ENTRIES SHOWN ▸
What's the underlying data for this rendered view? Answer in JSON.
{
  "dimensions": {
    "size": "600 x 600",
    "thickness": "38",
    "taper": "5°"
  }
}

SET TASK ▸ Using the data above, repeat every line exactly.

EXPECTED OUTPUT ▸
What's the underlying data for this rendered view? Answer in JSON.
{
  "dimensions": {
    "size": "600 x 600",
    "thickness": "38",
    "taper": "5°"
  }
}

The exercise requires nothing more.